▶ _Request_: Lay out every line of the material below as a numbered list, skipping blank lines. Leave the pictures out of your answer.
╭─ Material supplied
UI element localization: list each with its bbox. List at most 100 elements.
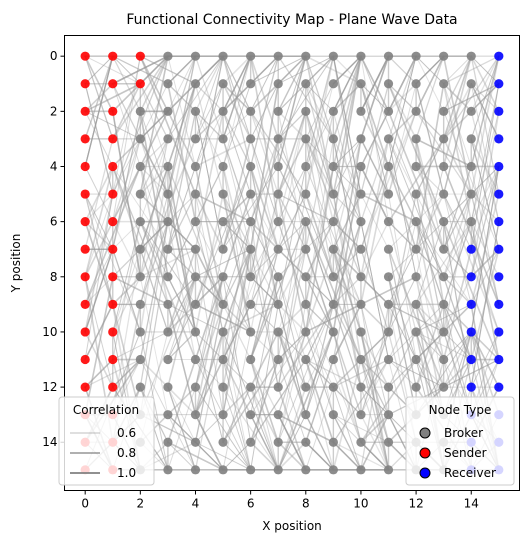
connection-edge [277, 359, 307, 443]
broker-node [273, 272, 283, 282]
connection-edge [443, 83, 472, 167]
broker-node [246, 79, 256, 89]
connection-edge [470, 55, 500, 195]
connection-edge [195, 414, 224, 443]
connection-edge [442, 110, 473, 140]
sender-node [80, 134, 90, 144]
connection-edge [167, 303, 196, 360]
broker-node [439, 382, 449, 392]
connection-edge [222, 441, 252, 471]
connection-edge [112, 55, 141, 195]
connection-edge [388, 138, 417, 278]
broker-node [383, 51, 394, 61]
connection-edge [360, 248, 390, 333]
connection-edge [277, 55, 307, 85]
connection-edge [332, 331, 362, 416]
broker-node [273, 437, 283, 447]
broker-node [163, 217, 173, 227]
connection-edge [167, 303, 224, 333]
sender-node [80, 161, 90, 172]
broker-node [383, 437, 394, 447]
connection-edge [277, 303, 307, 416]
broker-node [356, 244, 366, 254]
connection-edge [387, 110, 445, 251]
connection-edge [84, 303, 114, 361]
connection-edge [84, 55, 114, 140]
x-tick-label: 10 [353, 497, 368, 511]
connection-edge [415, 166, 445, 278]
broker-node [356, 465, 366, 475]
x-tick-label: 0 [81, 497, 89, 511]
connection-edge [442, 248, 473, 361]
connection-edge [304, 55, 335, 195]
connection-edge [470, 138, 500, 250]
broker-node [439, 134, 449, 144]
broker-node [383, 272, 394, 282]
broker-node [273, 410, 283, 420]
connection-edge [304, 358, 335, 444]
connection-edge [443, 193, 472, 333]
connection-edge [111, 82, 142, 140]
sender-node [80, 189, 90, 199]
connection-edge [277, 55, 307, 113]
broker-node [383, 354, 394, 365]
node-type-legend-marker [419, 447, 431, 459]
connection-edge [250, 55, 279, 85]
connection-edge [112, 221, 141, 250]
broker-node [356, 217, 366, 227]
connection-edge [415, 221, 472, 305]
connection-edge [388, 276, 417, 333]
broker-node [301, 189, 311, 199]
connection-edge [360, 221, 389, 360]
connection-edge [167, 55, 224, 140]
connection-edge [195, 83, 224, 140]
connection-edge [249, 82, 280, 113]
connection-edge [84, 55, 114, 168]
connection-edge [84, 193, 114, 223]
y-tick-label: 14 [42, 435, 57, 449]
connection-edge [167, 276, 197, 333]
connection-edge [167, 82, 197, 223]
connection-edge [277, 165, 307, 223]
x-tick-label: 4 [192, 497, 200, 511]
connection-edge [194, 55, 224, 195]
connection-edge [360, 413, 390, 444]
connection-edge [332, 358, 390, 388]
connection-edge [111, 55, 169, 85]
connection-edge [360, 359, 389, 416]
connection-edge [139, 221, 169, 278]
broker-node [466, 189, 476, 199]
connection-edge [84, 358, 114, 388]
connection-edge [470, 55, 500, 168]
connection-edge [332, 414, 362, 471]
broker-node [190, 79, 201, 89]
connection-edge [167, 386, 196, 443]
connection-edge [332, 166, 362, 223]
broker-node [246, 299, 256, 309]
broker-node [190, 410, 201, 420]
connection-edge [387, 303, 445, 333]
broker-node [383, 106, 394, 116]
broker-node [190, 134, 201, 144]
connection-edge [360, 331, 390, 416]
connection-edge [415, 82, 445, 195]
connection-edge [332, 55, 362, 85]
connection-edge [442, 82, 473, 140]
connection-edge [305, 303, 335, 416]
connection-edge [139, 138, 169, 168]
connection-edge [195, 166, 252, 305]
connection-edge [167, 441, 224, 471]
broker-node [383, 161, 394, 172]
broker-node [163, 327, 173, 337]
connection-edge [222, 83, 252, 167]
receiver-node [494, 244, 504, 254]
connection-edge [167, 55, 196, 112]
receiver-node [494, 79, 504, 89]
connection-edge [195, 193, 224, 333]
connection-edge [304, 220, 362, 361]
broker-node [135, 272, 145, 282]
connection-edge [470, 138, 500, 250]
x-tick-label: 2 [137, 497, 145, 511]
broker-node [301, 244, 311, 254]
broker-node [246, 244, 256, 254]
╰─
▶ _Solved exercise_:
1. UI element localization: list each with its bbox. List at most 100 elements.
2. connection-edge [277, 359, 307, 443]
3. broker-node [273, 272, 283, 282]
4. connection-edge [443, 83, 472, 167]
5. broker-node [246, 79, 256, 89]
6. connection-edge [470, 55, 500, 195]
7. connection-edge [195, 414, 224, 443]
8. connection-edge [442, 110, 473, 140]
9. sender-node [80, 134, 90, 144]
10. connection-edge [167, 303, 196, 360]
11. broker-node [439, 382, 449, 392]
12. connection-edge [222, 441, 252, 471]
13. connection-edge [112, 55, 141, 195]
14. connection-edge [388, 138, 417, 278]
15. broker-node [383, 51, 394, 61]
16. connection-edge [360, 248, 390, 333]
17. connection-edge [277, 55, 307, 85]
18. connection-edge [332, 331, 362, 416]
19. broker-node [273, 437, 283, 447]
20. broker-node [163, 217, 173, 227]
21. connection-edge [167, 303, 224, 333]
22. sender-node [80, 161, 90, 172]
23. broker-node [383, 437, 394, 447]
24. connection-edge [277, 303, 307, 416]
25. broker-node [356, 244, 366, 254]
26. connection-edge [387, 110, 445, 251]
27. connection-edge [84, 303, 114, 361]
28. connection-edge [84, 55, 114, 140]
29. x-tick-label: 10 [353, 497, 368, 511]
30. connection-edge [415, 166, 445, 278]
31. broker-node [356, 465, 366, 475]
32. x-tick-label: 0 [81, 497, 89, 511]
33. connection-edge [442, 248, 473, 361]
34. connection-edge [304, 55, 335, 195]
35. connection-edge [470, 138, 500, 250]
36. broker-node [439, 134, 449, 144]
37. broker-node [383, 272, 394, 282]
38. broker-node [273, 410, 283, 420]
39. connection-edge [304, 358, 335, 444]
40. connection-edge [443, 193, 472, 333]
41. connection-edge [111, 82, 142, 140]
42. sender-node [80, 189, 90, 199]
43. connection-edge [277, 55, 307, 113]
44. broker-node [383, 354, 394, 365]
45. node-type-legend-marker [419, 447, 431, 459]
46. connection-edge [250, 55, 279, 85]
47. connection-edge [112, 221, 141, 250]
48. broker-node [356, 217, 366, 227]
49. connection-edge [415, 221, 472, 305]
50. connection-edge [388, 276, 417, 333]
51. broker-node [301, 189, 311, 199]
52. connection-edge [360, 221, 389, 360]
53. connection-edge [167, 55, 224, 140]
54. connection-edge [195, 83, 224, 140]
55. connection-edge [249, 82, 280, 113]
56. connection-edge [84, 55, 114, 168]
57. connection-edge [84, 193, 114, 223]
58. y-tick-label: 14 [42, 435, 57, 449]
59. connection-edge [167, 276, 197, 333]
60. connection-edge [167, 82, 197, 223]
61. connection-edge [277, 165, 307, 223]
62. x-tick-label: 4 [192, 497, 200, 511]
63. connection-edge [194, 55, 224, 195]
64. connection-edge [360, 413, 390, 444]
65. connection-edge [332, 358, 390, 388]
66. connection-edge [111, 55, 169, 85]
67. connection-edge [360, 359, 389, 416]
68. connection-edge [139, 221, 169, 278]
69. broker-node [466, 189, 476, 199]
70. connection-edge [84, 358, 114, 388]
71. connection-edge [470, 55, 500, 168]
72. connection-edge [332, 414, 362, 471]
73. broker-node [190, 79, 201, 89]
74. connection-edge [167, 386, 196, 443]
75. connection-edge [332, 166, 362, 223]
76. broker-node [246, 299, 256, 309]
77. broker-node [190, 410, 201, 420]
78. connection-edge [387, 303, 445, 333]
79. broker-node [383, 106, 394, 116]
80. broker-node [190, 134, 201, 144]
81. connection-edge [360, 331, 390, 416]
82. connection-edge [415, 82, 445, 195]
83. connection-edge [332, 55, 362, 85]
84. connection-edge [442, 82, 473, 140]
85. connection-edge [305, 303, 335, 416]
86. connection-edge [139, 138, 169, 168]
87. connection-edge [195, 166, 252, 305]
88. connection-edge [167, 441, 224, 471]
89. broker-node [383, 161, 394, 172]
90. broker-node [163, 327, 173, 337]
91. connection-edge [222, 83, 252, 167]
92. receiver-node [494, 244, 504, 254]
93. connection-edge [167, 55, 196, 112]
94. receiver-node [494, 79, 504, 89]
95. connection-edge [195, 193, 224, 333]
96. connection-edge [304, 220, 362, 361]
97. broker-node [135, 272, 145, 282]
98. connection-edge [470, 138, 500, 250]
99. x-tick-label: 2 [137, 497, 145, 511]
100. broker-node [301, 244, 311, 254]
101. broker-node [246, 244, 256, 254]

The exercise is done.